Saved data entries:
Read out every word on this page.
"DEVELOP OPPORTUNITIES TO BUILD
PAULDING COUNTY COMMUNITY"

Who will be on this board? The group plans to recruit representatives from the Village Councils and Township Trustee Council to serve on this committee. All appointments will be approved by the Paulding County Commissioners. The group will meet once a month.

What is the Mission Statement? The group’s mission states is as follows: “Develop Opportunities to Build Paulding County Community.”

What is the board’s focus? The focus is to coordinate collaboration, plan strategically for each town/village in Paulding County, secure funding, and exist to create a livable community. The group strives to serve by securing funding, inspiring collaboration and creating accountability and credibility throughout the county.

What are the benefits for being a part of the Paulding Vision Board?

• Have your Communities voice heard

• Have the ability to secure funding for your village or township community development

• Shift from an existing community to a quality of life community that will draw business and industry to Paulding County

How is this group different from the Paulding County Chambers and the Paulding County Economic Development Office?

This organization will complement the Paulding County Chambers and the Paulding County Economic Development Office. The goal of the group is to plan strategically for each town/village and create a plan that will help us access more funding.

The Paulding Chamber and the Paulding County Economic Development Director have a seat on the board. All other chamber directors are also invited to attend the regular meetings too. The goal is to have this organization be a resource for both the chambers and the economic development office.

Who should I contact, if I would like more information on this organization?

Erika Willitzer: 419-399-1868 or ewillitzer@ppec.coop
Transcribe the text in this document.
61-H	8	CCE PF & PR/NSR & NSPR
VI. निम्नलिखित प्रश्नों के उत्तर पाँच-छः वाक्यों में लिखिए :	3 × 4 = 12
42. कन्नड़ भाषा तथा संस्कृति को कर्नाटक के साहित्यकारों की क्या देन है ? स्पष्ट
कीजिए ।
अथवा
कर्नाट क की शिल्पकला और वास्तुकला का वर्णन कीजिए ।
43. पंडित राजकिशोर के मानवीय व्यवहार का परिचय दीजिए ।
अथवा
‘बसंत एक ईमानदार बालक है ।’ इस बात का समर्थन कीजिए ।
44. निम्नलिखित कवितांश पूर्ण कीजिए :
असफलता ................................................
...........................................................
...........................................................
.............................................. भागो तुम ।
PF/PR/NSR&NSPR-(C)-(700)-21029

**Your instructions**: The entries above must be returned exactly.

**Worked answer**:
Read out every word on this page.
"DEVELOP OPPORTUNITIES TO BUILD
PAULDING COUNTY COMMUNITY"

Who will be on this board? The group plans to recruit representatives from the Village Councils and Township Trustee Council to serve on this committee. All appointments will be approved by the Paulding County Commissioners. The group will meet once a month.

What is the Mission Statement? The group’s mission states is as follows: “Develop Opportunities to Build Paulding County Community.”

What is the board’s focus? The focus is to coordinate collaboration, plan strategically for each town/village in Paulding County, secure funding, and exist to create a livable community. The group strives to serve by securing funding, inspiring collaboration and creating accountability and credibility throughout the county.

What are the benefits for being a part of the Paulding Vision Board?

• Have your Communities voice heard

• Have the ability to secure funding for your village or township community development

• Shift from an existing community to a quality of life community that will draw business and industry to Paulding County

How is this group different from the Paulding County Chambers and the Paulding County Economic Development Office?

This organization will complement the Paulding County Chambers and the Paulding County Economic Development Office. The goal of the group is to plan strategically for each town/village and create a plan that will help us access more funding.

The Paulding Chamber and the Paulding County Economic Development Director have a seat on the board. All other chamber directors are also invited to attend the regular meetings too. The goal is to have this organization be a resource for both the chambers and the economic development office.

Who should I contact, if I would like more information on this organization?

Erika Willitzer: 419-399-1868 or ewillitzer@ppec.coop
Transcribe the text in this document.
61-H	8	CCE PF & PR/NSR & NSPR
VI. निम्नलिखित प्रश्नों के उत्तर पाँच-छः वाक्यों में लिखिए :	3 × 4 = 12
42. कन्नड़ भाषा तथा संस्कृति को कर्नाटक के साहित्यकारों की क्या देन है ? स्पष्ट
कीजिए ।
अथवा
कर्नाट क की शिल्पकला और वास्तुकला का वर्णन कीजिए ।
43. पंडित राजकिशोर के मानवीय व्यवहार का परिचय दीजिए ।
अथवा
‘बसंत एक ईमानदार बालक है ।’ इस बात का समर्थन कीजिए ।
44. निम्नलिखित कवितांश पूर्ण कीजिए :
असफलता ................................................
...........................................................
...........................................................
.............................................. भागो तुम ।
PF/PR/NSR&NSPR-(C)-(700)-21029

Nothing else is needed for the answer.